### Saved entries
════════
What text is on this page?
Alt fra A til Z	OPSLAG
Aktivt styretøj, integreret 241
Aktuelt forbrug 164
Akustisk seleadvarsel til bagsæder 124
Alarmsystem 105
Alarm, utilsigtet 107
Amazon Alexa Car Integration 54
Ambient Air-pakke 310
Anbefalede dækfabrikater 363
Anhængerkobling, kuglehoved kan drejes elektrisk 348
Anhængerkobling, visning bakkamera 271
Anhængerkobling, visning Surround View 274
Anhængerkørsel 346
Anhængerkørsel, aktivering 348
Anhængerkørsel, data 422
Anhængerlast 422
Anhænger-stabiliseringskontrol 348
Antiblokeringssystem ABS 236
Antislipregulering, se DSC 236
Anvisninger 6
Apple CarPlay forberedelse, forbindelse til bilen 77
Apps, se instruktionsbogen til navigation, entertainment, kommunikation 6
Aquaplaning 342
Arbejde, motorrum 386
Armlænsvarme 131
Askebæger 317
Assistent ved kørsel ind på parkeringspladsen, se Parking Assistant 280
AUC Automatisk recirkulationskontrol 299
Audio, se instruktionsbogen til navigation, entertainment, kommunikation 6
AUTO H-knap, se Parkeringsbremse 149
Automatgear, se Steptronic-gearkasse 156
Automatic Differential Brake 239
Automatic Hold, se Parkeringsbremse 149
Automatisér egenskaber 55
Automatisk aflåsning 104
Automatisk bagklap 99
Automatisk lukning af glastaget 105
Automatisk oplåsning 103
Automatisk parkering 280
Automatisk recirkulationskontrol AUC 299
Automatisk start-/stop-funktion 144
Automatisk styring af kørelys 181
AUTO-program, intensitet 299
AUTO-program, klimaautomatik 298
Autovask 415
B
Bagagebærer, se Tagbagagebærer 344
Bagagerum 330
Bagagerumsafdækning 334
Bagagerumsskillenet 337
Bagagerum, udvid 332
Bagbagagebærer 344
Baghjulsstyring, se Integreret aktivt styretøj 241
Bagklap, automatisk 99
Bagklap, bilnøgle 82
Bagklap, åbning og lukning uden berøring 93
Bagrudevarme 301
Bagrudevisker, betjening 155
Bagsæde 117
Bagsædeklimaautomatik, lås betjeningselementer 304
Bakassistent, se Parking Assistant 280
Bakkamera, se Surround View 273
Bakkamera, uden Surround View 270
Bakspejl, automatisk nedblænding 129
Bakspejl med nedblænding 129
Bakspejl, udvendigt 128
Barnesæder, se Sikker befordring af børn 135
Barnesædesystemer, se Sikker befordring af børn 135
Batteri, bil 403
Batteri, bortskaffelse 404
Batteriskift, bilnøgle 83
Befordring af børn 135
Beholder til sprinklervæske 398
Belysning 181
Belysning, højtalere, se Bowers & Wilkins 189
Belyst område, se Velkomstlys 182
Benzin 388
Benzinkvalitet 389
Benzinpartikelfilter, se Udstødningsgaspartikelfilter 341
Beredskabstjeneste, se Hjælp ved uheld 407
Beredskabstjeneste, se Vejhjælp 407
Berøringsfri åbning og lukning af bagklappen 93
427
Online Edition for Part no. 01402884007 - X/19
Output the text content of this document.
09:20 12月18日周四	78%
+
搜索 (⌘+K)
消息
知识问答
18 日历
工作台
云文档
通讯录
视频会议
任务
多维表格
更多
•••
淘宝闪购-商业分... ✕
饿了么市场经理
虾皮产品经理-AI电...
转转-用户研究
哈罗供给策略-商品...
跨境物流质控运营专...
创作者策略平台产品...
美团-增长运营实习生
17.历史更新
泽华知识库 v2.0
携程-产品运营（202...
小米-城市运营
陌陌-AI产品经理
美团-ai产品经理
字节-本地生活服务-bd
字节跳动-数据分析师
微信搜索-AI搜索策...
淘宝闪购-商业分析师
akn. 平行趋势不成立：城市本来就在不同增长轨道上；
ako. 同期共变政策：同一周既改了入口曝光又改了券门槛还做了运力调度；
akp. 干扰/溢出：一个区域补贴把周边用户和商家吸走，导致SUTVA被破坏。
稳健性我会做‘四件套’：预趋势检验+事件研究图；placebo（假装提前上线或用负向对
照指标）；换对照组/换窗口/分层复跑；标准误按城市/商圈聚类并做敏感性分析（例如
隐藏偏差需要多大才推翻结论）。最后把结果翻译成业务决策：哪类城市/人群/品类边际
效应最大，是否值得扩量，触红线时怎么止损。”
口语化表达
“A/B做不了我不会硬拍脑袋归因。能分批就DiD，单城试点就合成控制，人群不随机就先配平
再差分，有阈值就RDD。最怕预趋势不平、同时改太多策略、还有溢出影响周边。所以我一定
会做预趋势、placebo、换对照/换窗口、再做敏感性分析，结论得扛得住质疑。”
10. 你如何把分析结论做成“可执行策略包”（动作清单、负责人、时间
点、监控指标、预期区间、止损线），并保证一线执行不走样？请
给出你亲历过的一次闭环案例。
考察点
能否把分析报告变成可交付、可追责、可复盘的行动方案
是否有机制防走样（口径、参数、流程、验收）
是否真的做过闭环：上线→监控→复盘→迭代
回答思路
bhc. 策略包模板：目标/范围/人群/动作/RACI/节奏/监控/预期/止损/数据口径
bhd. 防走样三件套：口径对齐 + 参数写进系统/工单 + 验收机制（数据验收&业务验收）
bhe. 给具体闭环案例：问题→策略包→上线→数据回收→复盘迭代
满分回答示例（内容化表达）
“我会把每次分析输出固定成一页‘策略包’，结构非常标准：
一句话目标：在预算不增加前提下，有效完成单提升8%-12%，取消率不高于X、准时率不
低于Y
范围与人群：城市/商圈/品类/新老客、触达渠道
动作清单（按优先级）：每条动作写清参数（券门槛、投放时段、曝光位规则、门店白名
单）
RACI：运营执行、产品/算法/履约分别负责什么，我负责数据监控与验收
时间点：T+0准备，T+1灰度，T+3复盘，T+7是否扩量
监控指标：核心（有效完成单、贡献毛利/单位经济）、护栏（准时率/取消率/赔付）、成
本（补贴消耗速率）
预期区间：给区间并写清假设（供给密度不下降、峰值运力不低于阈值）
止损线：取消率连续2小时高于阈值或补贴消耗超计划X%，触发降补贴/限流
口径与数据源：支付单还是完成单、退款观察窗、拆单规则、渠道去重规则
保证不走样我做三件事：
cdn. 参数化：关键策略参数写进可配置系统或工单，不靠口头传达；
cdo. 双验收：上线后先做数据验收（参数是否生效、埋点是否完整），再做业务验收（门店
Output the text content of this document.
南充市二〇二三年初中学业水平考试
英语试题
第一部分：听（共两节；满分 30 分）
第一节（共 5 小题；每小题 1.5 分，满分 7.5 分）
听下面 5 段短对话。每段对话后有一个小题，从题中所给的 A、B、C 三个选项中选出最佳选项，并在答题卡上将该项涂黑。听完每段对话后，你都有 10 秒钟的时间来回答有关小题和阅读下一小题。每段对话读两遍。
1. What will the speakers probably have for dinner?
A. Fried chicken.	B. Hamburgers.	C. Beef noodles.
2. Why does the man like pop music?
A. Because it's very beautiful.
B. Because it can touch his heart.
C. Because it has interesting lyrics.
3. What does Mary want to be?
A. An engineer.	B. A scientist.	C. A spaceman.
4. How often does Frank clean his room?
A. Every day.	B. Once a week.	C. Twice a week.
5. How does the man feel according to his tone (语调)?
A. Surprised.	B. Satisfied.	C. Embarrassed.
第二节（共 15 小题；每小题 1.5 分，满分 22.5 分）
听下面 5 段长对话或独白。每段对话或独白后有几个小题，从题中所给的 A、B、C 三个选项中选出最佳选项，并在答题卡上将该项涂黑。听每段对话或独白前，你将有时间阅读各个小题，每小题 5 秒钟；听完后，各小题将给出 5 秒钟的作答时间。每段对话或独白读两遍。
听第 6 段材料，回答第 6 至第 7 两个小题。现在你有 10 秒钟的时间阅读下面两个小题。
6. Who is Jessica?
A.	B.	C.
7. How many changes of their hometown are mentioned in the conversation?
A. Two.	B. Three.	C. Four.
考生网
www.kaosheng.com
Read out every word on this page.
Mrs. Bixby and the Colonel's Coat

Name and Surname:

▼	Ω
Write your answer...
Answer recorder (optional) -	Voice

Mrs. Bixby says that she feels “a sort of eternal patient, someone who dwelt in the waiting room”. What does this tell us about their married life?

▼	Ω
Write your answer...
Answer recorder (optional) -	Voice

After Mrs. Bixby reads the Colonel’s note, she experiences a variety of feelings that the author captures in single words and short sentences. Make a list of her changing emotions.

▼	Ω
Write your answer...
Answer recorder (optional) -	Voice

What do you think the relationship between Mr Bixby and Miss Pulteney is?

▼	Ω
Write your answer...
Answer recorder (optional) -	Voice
════════
### Exercise brief
For the material, find the number of lines holding the word "program" and give that figure and nothing more.

### Written reply
2